___ Input material

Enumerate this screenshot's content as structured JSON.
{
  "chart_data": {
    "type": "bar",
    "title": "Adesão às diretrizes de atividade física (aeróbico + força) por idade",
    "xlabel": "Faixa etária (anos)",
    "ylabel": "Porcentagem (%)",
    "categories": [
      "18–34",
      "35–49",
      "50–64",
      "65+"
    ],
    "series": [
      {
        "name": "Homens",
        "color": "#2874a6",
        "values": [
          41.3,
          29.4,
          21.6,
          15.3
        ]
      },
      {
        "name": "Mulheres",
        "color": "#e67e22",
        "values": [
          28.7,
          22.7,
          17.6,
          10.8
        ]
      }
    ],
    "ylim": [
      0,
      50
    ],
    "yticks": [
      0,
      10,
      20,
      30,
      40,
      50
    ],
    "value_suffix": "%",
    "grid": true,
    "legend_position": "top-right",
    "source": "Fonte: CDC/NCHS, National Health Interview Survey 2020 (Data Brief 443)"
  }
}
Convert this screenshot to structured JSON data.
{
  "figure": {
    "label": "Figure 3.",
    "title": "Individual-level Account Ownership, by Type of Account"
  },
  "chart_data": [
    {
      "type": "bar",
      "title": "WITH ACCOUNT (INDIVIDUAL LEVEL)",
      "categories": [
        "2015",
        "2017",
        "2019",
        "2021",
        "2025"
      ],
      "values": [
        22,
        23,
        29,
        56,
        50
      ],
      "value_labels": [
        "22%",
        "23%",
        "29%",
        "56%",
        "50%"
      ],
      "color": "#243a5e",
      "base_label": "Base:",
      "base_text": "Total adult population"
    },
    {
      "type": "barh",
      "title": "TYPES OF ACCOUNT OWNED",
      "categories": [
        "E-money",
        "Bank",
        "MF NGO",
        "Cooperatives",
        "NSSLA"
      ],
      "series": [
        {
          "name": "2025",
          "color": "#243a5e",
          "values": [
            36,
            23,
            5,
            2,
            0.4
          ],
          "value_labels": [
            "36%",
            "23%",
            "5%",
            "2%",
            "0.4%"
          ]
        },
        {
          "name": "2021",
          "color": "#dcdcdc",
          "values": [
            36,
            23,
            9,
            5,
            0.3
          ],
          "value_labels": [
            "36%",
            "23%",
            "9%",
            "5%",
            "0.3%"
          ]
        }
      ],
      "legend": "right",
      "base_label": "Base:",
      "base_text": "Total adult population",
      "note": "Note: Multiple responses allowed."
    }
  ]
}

______

Task to complete: Return all lines of the material above in which the word "Total" occurs.

Answer to the task:
      "base_text": "Total adult population"
      "base_text": "Total adult population",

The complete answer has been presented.